----- DATA RECORDS -----

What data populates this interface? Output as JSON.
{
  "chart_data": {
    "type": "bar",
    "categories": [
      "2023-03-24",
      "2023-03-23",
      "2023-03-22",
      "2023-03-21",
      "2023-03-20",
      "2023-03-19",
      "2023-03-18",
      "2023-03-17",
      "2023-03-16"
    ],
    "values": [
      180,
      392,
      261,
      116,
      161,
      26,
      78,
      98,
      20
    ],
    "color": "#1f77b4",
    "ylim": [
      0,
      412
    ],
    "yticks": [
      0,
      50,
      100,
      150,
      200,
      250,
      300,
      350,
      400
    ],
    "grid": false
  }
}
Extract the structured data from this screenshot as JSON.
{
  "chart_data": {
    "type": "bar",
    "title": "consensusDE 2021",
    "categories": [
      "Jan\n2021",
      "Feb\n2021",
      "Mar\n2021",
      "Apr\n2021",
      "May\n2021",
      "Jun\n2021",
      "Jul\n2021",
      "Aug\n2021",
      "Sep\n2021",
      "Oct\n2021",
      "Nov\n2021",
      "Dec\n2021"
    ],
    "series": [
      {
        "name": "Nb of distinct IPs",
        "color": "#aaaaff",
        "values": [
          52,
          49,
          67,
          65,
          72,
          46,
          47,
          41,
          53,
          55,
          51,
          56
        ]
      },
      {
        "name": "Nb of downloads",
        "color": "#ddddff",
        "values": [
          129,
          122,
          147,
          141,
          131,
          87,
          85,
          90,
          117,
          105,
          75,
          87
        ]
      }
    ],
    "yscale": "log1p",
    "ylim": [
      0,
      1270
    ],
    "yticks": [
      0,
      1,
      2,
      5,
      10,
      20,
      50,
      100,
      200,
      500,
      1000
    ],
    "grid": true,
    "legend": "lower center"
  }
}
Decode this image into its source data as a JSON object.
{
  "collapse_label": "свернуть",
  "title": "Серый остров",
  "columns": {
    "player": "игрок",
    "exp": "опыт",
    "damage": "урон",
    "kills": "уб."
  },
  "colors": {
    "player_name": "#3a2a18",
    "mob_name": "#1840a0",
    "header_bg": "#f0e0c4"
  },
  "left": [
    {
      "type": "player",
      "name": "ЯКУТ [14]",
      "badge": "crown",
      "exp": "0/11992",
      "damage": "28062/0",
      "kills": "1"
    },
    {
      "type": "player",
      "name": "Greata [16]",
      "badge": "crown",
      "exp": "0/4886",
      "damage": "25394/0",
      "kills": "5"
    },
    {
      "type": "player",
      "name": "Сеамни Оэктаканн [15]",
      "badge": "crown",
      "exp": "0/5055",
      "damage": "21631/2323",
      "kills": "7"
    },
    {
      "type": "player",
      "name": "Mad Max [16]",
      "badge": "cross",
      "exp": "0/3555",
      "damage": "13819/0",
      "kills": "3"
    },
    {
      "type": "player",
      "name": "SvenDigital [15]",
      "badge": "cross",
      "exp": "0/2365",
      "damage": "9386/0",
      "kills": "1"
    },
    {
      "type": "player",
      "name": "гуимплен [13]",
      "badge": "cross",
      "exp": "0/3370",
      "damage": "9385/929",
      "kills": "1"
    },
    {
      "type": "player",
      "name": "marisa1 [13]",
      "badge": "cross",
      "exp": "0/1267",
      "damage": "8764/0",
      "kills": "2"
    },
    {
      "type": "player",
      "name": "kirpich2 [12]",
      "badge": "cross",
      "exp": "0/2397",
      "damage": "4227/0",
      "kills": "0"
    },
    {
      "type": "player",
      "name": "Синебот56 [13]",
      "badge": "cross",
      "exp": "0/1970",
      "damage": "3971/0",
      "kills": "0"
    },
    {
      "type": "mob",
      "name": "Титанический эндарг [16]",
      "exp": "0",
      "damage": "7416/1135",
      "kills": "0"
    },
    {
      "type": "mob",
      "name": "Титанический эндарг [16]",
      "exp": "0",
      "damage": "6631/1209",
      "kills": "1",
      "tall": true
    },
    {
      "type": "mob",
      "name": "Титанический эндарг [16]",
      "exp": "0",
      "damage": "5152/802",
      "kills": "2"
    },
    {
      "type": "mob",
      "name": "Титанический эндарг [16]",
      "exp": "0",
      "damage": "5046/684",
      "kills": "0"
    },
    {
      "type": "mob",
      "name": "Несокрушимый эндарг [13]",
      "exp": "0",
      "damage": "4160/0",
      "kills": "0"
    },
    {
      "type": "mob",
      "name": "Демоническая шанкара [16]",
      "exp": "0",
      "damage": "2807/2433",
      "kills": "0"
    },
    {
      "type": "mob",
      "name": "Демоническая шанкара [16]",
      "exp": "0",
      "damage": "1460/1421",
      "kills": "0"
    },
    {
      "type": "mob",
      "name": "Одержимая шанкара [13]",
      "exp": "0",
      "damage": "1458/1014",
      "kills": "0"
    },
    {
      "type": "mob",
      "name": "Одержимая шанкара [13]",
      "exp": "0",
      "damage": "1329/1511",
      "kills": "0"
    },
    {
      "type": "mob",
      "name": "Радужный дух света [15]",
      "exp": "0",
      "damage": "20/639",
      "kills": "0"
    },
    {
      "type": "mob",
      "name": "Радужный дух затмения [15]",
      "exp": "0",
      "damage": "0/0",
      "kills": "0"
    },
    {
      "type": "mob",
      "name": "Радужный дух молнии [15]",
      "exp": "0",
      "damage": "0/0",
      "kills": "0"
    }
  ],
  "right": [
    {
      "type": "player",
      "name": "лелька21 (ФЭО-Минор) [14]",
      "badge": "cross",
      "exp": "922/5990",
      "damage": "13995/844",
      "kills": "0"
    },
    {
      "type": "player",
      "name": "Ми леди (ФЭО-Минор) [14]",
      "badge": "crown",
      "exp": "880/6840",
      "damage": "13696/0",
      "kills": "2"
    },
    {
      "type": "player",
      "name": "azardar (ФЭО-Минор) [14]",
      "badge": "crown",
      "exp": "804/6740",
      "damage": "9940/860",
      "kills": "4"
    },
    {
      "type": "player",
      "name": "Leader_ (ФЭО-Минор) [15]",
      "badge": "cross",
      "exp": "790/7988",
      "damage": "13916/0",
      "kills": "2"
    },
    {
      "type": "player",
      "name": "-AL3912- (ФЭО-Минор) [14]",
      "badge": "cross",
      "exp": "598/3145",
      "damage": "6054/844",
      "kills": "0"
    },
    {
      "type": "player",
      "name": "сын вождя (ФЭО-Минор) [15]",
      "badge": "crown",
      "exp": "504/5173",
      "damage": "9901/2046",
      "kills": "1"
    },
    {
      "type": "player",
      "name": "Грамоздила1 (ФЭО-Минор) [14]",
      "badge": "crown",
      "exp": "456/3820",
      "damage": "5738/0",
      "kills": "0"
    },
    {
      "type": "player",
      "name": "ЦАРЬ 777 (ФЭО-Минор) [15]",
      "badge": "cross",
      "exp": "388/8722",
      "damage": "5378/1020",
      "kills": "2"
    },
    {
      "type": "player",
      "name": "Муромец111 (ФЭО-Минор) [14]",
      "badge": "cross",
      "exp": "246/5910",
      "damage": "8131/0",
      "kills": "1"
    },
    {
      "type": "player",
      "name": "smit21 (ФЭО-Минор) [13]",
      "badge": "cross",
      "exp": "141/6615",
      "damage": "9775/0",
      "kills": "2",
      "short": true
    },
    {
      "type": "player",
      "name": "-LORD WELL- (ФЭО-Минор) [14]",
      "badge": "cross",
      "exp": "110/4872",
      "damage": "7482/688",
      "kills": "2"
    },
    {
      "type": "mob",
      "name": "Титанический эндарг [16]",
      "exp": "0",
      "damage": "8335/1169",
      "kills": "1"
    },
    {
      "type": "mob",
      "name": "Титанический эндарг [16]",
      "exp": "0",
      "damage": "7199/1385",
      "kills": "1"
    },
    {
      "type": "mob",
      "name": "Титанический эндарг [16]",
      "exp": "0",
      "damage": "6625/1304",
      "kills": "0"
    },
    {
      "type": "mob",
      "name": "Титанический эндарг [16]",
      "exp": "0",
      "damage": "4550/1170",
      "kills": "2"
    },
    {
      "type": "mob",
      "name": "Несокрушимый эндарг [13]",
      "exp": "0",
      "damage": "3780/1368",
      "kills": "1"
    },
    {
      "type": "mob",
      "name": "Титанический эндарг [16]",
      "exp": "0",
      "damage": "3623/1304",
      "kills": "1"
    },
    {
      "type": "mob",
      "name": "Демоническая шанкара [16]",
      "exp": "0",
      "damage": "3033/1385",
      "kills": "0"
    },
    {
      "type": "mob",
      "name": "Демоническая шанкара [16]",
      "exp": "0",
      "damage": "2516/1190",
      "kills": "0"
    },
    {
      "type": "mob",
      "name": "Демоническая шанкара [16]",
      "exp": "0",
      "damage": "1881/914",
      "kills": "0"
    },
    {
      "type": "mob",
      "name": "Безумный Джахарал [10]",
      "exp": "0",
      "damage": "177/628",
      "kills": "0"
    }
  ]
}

-----

> **TASK TO COMPLETE**
Look through the listing and extract every line with "JSON" in it.

> **ANSWER TO THIS EXERCISE**
What data populates this interface? Output as JSON.
Extract the structured data from this screenshot as JSON.
Decode this image into its source data as a JSON object.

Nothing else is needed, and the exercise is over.